- _WORK INSTRUCTIONS_: Using the data below, repeat all of it precisely.

(Items from a data source)
[Begin]

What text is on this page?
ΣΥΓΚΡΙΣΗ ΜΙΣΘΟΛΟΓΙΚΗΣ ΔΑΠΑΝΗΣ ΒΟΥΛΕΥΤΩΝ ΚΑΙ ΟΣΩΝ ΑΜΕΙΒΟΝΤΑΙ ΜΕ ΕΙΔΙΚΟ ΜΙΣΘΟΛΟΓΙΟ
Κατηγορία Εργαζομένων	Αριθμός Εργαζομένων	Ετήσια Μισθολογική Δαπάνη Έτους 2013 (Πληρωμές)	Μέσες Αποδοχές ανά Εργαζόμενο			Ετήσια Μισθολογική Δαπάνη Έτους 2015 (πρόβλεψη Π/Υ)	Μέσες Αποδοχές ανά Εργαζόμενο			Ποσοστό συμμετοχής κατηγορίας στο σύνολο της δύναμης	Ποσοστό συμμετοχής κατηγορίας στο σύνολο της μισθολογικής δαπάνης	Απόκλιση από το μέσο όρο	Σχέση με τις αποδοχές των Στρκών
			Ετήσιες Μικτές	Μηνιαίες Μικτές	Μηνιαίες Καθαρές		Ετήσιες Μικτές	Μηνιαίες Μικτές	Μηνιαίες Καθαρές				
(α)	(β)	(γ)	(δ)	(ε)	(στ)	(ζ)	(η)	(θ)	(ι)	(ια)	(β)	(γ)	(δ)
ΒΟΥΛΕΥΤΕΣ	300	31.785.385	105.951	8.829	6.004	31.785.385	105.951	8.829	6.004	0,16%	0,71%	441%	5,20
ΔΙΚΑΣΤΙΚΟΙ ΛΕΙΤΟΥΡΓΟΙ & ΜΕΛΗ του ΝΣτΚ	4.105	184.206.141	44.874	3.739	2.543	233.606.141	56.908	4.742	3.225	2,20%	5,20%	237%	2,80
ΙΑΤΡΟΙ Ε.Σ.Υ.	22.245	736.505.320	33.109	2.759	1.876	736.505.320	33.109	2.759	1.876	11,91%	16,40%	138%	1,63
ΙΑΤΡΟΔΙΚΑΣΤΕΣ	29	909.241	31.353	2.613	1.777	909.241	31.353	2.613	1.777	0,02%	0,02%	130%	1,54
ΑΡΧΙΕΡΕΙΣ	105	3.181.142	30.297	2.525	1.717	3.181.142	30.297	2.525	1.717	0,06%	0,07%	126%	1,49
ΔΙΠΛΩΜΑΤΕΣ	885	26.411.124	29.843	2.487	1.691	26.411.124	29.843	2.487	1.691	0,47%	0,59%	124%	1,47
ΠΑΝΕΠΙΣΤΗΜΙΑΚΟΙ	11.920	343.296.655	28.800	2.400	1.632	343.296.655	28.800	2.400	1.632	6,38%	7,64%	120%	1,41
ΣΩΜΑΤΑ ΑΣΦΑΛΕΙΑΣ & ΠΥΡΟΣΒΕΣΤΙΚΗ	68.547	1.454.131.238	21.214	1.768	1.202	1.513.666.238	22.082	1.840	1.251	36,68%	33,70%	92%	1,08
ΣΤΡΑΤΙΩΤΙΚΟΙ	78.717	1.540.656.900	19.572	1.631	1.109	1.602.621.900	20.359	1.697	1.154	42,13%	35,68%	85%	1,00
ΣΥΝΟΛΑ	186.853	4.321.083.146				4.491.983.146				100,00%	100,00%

[End]

- _ANSWER_:
What text is on this page?
ΣΥΓΚΡΙΣΗ ΜΙΣΘΟΛΟΓΙΚΗΣ ΔΑΠΑΝΗΣ ΒΟΥΛΕΥΤΩΝ ΚΑΙ ΟΣΩΝ ΑΜΕΙΒΟΝΤΑΙ ΜΕ ΕΙΔΙΚΟ ΜΙΣΘΟΛΟΓΙΟ
Κατηγορία Εργαζομένων	Αριθμός Εργαζομένων	Ετήσια Μισθολογική Δαπάνη Έτους 2013 (Πληρωμές)	Μέσες Αποδοχές ανά Εργαζόμενο			Ετήσια Μισθολογική Δαπάνη Έτους 2015 (πρόβλεψη Π/Υ)	Μέσες Αποδοχές ανά Εργαζόμενο			Ποσοστό συμμετοχής κατηγορίας στο σύνολο της δύναμης	Ποσοστό συμμετοχής κατηγορίας στο σύνολο της μισθολογικής δαπάνης	Απόκλιση από το μέσο όρο	Σχέση με τις αποδοχές των Στρκών
			Ετήσιες Μικτές	Μηνιαίες Μικτές	Μηνιαίες Καθαρές		Ετήσιες Μικτές	Μηνιαίες Μικτές	Μηνιαίες Καθαρές				
(α)	(β)	(γ)	(δ)	(ε)	(στ)	(ζ)	(η)	(θ)	(ι)	(ια)	(β)	(γ)	(δ)
ΒΟΥΛΕΥΤΕΣ	300	31.785.385	105.951	8.829	6.004	31.785.385	105.951	8.829	6.004	0,16%	0,71%	441%	5,20
ΔΙΚΑΣΤΙΚΟΙ ΛΕΙΤΟΥΡΓΟΙ & ΜΕΛΗ του ΝΣτΚ	4.105	184.206.141	44.874	3.739	2.543	233.606.141	56.908	4.742	3.225	2,20%	5,20%	237%	2,80
ΙΑΤΡΟΙ Ε.Σ.Υ.	22.245	736.505.320	33.109	2.759	1.876	736.505.320	33.109	2.759	1.876	11,91%	16,40%	138%	1,63
ΙΑΤΡΟΔΙΚΑΣΤΕΣ	29	909.241	31.353	2.613	1.777	909.241	31.353	2.613	1.777	0,02%	0,02%	130%	1,54
ΑΡΧΙΕΡΕΙΣ	105	3.181.142	30.297	2.525	1.717	3.181.142	30.297	2.525	1.717	0,06%	0,07%	126%	1,49
ΔΙΠΛΩΜΑΤΕΣ	885	26.411.124	29.843	2.487	1.691	26.411.124	29.843	2.487	1.691	0,47%	0,59%	124%	1,47
ΠΑΝΕΠΙΣΤΗΜΙΑΚΟΙ	11.920	343.296.655	28.800	2.400	1.632	343.296.655	28.800	2.400	1.632	6,38%	7,64%	120%	1,41
ΣΩΜΑΤΑ ΑΣΦΑΛΕΙΑΣ & ΠΥΡΟΣΒΕΣΤΙΚΗ	68.547	1.454.131.238	21.214	1.768	1.202	1.513.666.238	22.082	1.840	1.251	36,68%	33,70%	92%	1,08
ΣΤΡΑΤΙΩΤΙΚΟΙ	78.717	1.540.656.900	19.572	1.631	1.109	1.602.621.900	20.359	1.697	1.154	42,13%	35,68%	85%	1,00
ΣΥΝΟΛΑ	186.853	4.321.083.146				4.491.983.146				100,00%	100,00%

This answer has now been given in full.